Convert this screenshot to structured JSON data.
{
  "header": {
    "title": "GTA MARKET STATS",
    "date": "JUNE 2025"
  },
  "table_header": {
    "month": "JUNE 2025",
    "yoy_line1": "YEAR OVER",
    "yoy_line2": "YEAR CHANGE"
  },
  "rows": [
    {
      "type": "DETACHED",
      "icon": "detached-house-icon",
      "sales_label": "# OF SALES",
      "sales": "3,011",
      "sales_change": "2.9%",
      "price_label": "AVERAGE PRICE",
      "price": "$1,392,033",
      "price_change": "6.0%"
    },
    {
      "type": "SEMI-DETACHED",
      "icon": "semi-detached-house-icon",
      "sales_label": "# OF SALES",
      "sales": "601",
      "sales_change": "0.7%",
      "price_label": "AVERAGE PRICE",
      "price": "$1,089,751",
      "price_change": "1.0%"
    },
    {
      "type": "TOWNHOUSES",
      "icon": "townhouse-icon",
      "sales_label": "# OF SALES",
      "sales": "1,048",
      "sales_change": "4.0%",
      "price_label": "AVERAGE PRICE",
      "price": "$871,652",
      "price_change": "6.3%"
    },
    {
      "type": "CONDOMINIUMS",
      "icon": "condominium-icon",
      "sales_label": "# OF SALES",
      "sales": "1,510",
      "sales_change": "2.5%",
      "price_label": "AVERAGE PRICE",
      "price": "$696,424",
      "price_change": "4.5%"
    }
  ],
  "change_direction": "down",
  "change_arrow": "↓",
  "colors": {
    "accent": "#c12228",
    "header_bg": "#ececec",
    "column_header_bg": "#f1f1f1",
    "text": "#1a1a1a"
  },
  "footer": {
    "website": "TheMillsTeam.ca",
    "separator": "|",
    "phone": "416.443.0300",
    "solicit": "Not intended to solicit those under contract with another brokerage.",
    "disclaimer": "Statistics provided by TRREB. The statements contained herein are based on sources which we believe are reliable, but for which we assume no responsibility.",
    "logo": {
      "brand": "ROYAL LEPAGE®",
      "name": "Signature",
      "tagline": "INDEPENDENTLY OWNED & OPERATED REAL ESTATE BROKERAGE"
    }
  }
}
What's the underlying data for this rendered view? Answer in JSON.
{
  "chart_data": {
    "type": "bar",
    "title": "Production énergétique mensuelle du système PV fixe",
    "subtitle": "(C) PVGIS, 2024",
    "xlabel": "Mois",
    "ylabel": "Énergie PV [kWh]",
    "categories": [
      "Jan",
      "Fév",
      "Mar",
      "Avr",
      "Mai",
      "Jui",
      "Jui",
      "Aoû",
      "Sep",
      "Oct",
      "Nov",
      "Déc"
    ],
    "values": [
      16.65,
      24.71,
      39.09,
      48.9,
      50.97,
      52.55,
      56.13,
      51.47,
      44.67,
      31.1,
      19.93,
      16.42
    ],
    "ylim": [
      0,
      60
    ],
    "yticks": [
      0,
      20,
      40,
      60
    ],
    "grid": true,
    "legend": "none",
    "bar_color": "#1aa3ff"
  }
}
━━━━━━
- **Exercise goal**
Extract, exactly as they appear, the lines from the one containing "What's the underlying" through the final line.

- **Solution to this task**
What's the underlying data for this rendered view? Answer in JSON.
{
  "chart_data": {
    "type": "bar",
    "title": "Production énergétique mensuelle du système PV fixe",
    "subtitle": "(C) PVGIS, 2024",
    "xlabel": "Mois",
    "ylabel": "Énergie PV [kWh]",
    "categories": [
      "Jan",
      "Fév",
      "Mar",
      "Avr",
      "Mai",
      "Jui",
      "Jui",
      "Aoû",
      "Sep",
      "Oct",
      "Nov",
      "Déc"
    ],
    "values": [
      16.65,
      24.71,
      39.09,
      48.9,
      50.97,
      52.55,
      56.13,
      51.47,
      44.67,
      31.1,
      19.93,
      16.42
    ],
    "ylim": [
      0,
      60
    ],
    "yticks": [
      0,
      20,
      40,
      60
    ],
    "grid": true,
    "legend": "none",
    "bar_color": "#1aa3ff"
  }
}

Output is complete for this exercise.